**STATED EXERCISE:** All of the material below is to be restated word for word, apart from the pictures.

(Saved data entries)
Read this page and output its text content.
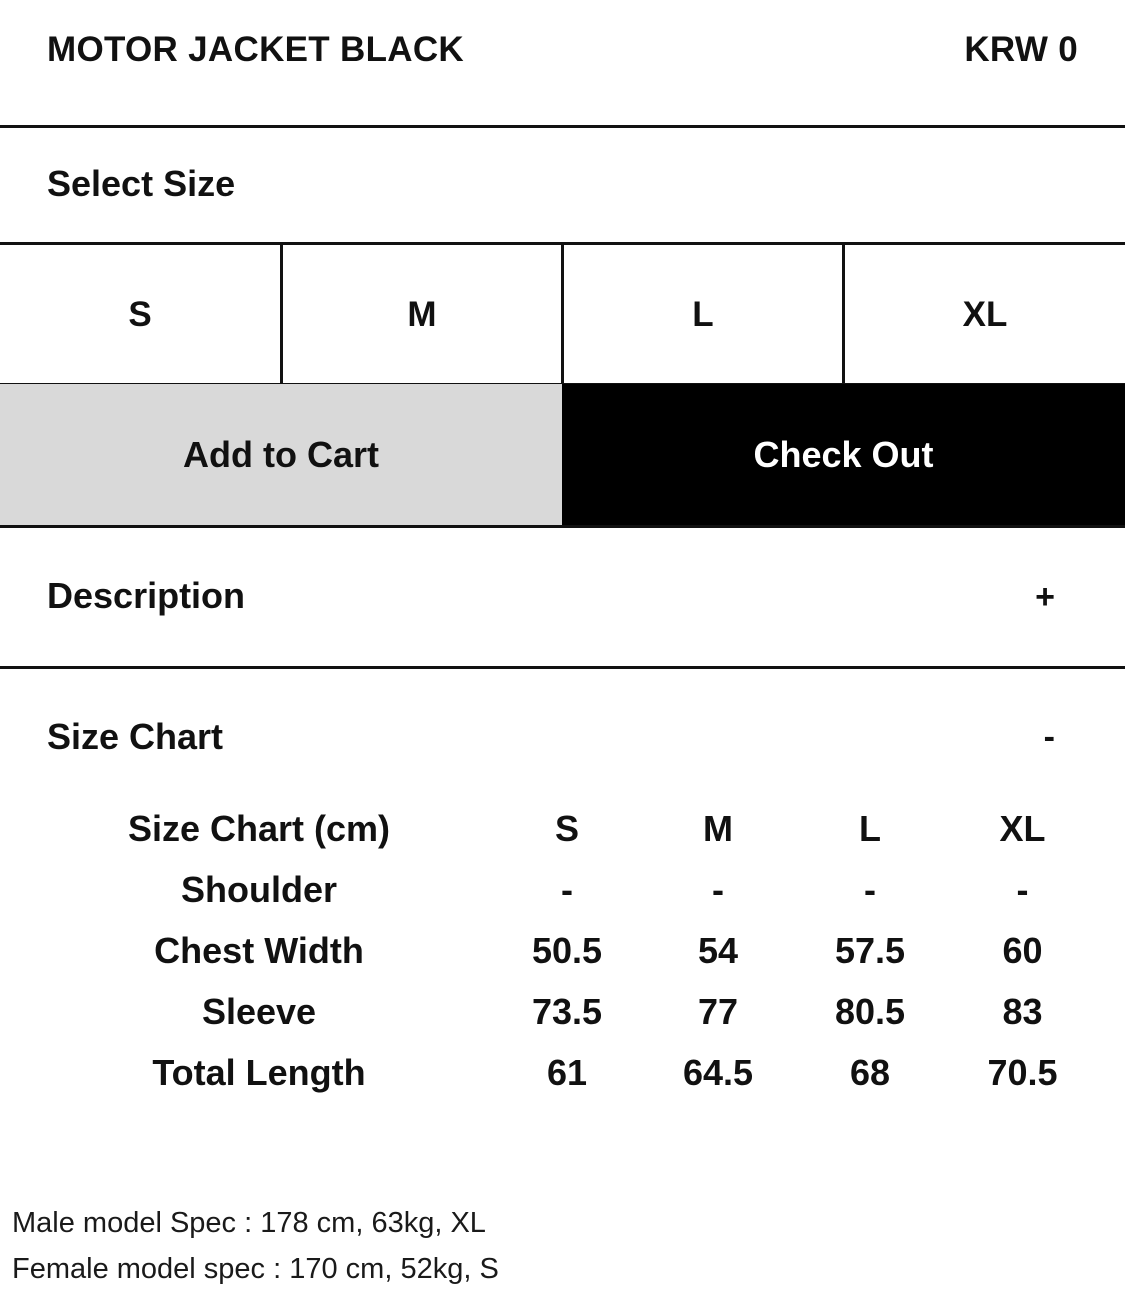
MOTOR JACKET BLACK	KRW 0
Select Size
S	M	L	XL
Add to Cart	Check Out
Description	+
Size Chart	-
Size Chart (cm)	S	M	L	XL
Shoulder	-	-	-	-
Chest Width	50.5	54	57.5	60
Sleeve	73.5	77	80.5	83
Total Length	61	64.5	68	70.5
Male model Spec : 178 cm, 63kg, XL
Female model spec : 170 cm, 52kg, S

**THE ANSWER:**
Read this page and output its text content.
MOTOR JACKET BLACK	KRW 0
Select Size
S	M	L	XL
Add to Cart	Check Out
Description	+
Size Chart	-
Size Chart (cm)	S	M	L	XL
Shoulder	-	-	-	-
Chest Width	50.5	54	57.5	60
Sleeve	73.5	77	80.5	83
Total Length	61	64.5	68	70.5
Male model Spec : 178 cm, 63kg, XL
Female model spec : 170 cm, 52kg, S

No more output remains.